• **ESTRATTO DELLA PAGINA**
Immagine liberamente tratta da pixabay.com

Dopo essere stato presentato a Roma, presso la Farnesina, lo scorso 6 aprile, anche a Parma, il 27 dello stesso mese, si è tenuta l'illustrazione dell'Atlante delle stragi naziste e fasciste in Italia (www.straginazifasciste.it).
L'iniziativa è stata organizzata dall'Istituto Storico della Resistenza e dell'Età Contemporanea della città ducale, ed ha visto la partecipazione del prof. Paolo Pezzino, docente all'Università di Pisa e direttore scientifico del progetto; di Massimo Storchi, Responsabile del polo archivistico dell'Istituto Storico della Resistenza di Reggio Emilia, e del ricercatore Tommaso Ferrari, curatore delle schede riguardanti la provincia di Parma.

L'Atlante, nato grazie al contributo di storici, ricercatori ed enti, intende porsi come voce, nel web, del grande lavoro di documentazione portato avanti dagli Istituti Storici dell'Italia centro-settentrionale sulle stragi compiute dalle forze di occupazione tedesche, e dai collaborazionisti italiani, durante la Guerra di Liberazione Nazionale.

Nel proprio intervento il professor Pezzino ha sottolineato come l'Atlante - frutto di due anni di lavoro di 115 ricercatori - sia un work in progress, destinato ad arricchirsi sulla base di segnalazioni di nuovi eventi, di errori, o mediante nuovi dati, forniti da utenti, studiosi, enti e comunità locali.
La ricerca è stata finanziata dalla Repubblica Federale Tedesca, come risposta al rifiuto di corrispondere indennizzi ai familiari delle singole vittime dei fenomeni stragisti compiuti dalle truppe tedesche nel nostro Paese tra il 1943 ed il 1945.
Da un punto di vista metodologico, l'innovazione portata da questo progetto, consiste nell'aver incluso tra le stragi anche le singole uccisioni e non solamente quelle definite, propriamente, come tali. Una innovazione che consente di avere un panorama più ampio e dettagliato della violenza nazifascista perpetrata contro civili e partigiani - e qui sta l'altra novità - disarmati. Oltre ai civili propriamente detti, infatti, sono stati inclusi tutti gli episodi che hanno visto vittime partigiani che si erano arresi e che, contrariamente a quanto prevederebbero le leggi di guerra, non avevano alcun riconoscimento ufficiale di combattenti, e le conseguenti garanzie che da tale status derivano. Esclusi dalla ricerca sono state, invece, le vittime di episodi non afferenti a rappresaglie e rastrellamenti, come i caduti a causa di bombardamenti o mine.

• **OBIETTIVO**
Estrai dal testo sull'Atlante delle stragi naziste e fasciste il passo che comincia con "Immagine liberamente tratta" e prosegue fino a "in Italia (www.straginazifasciste.it).", trascrivendolo senza alcuna modifica.

• **DATI DISPONIBILI**
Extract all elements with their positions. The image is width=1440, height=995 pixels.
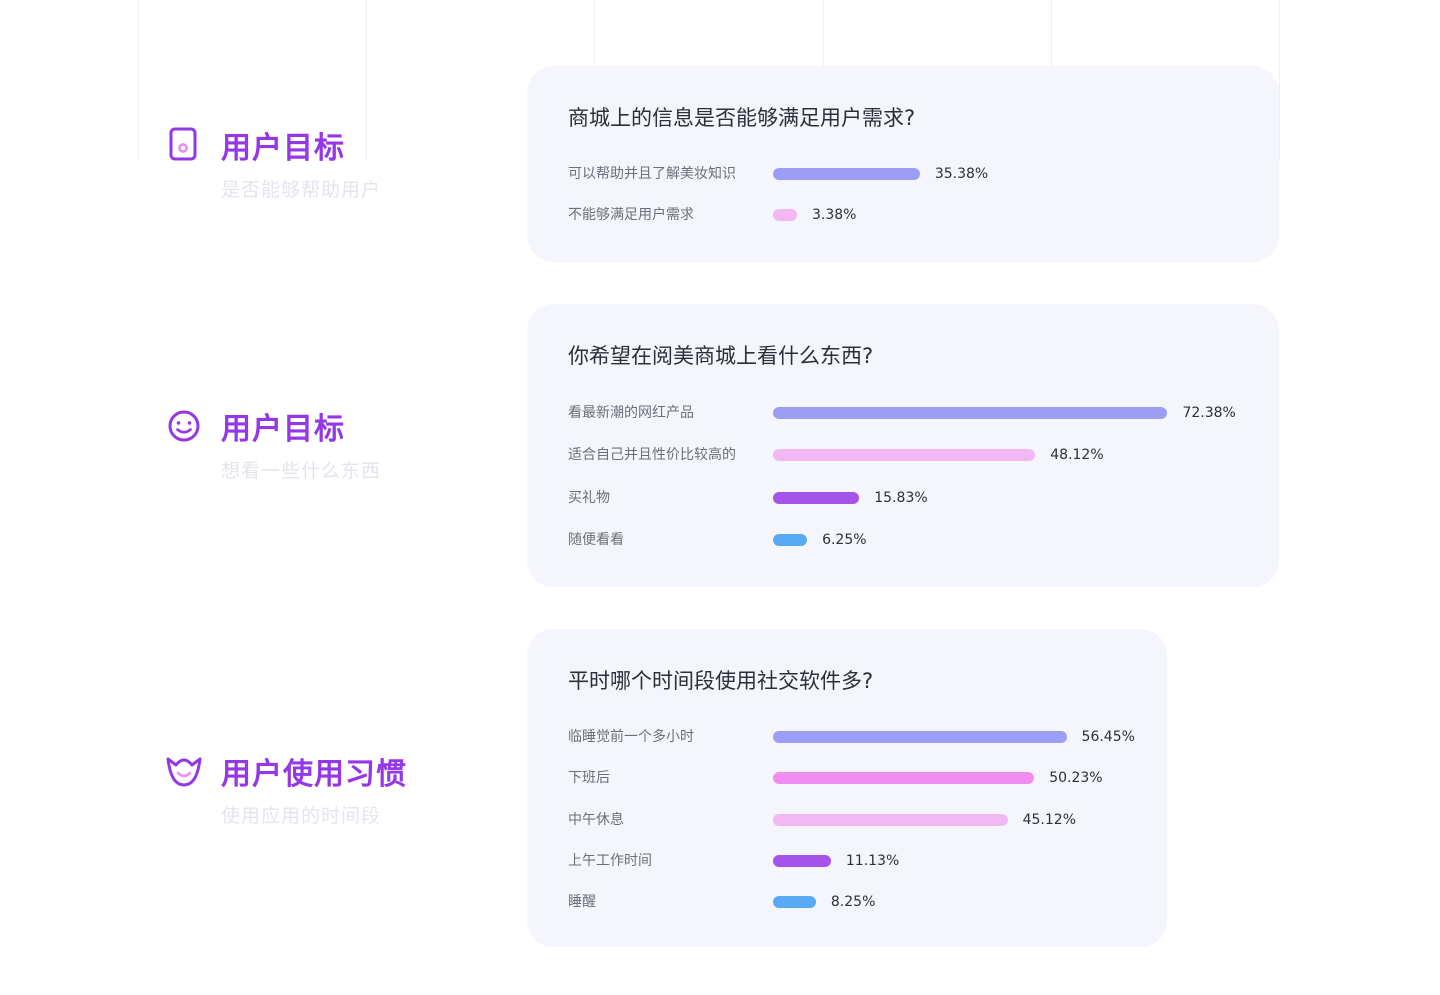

• **RISPOSTA ALL'ESERCIZIO**
Immagine liberamente tratta da pixabay.com

Dopo essere stato presentato a Roma, presso la Farnesina, lo scorso 6 aprile, anche a Parma, il 27 dello stesso mese, si è tenuta l'illustrazione dell'Atlante delle stragi naziste e fasciste in Italia (www.straginazifasciste.it).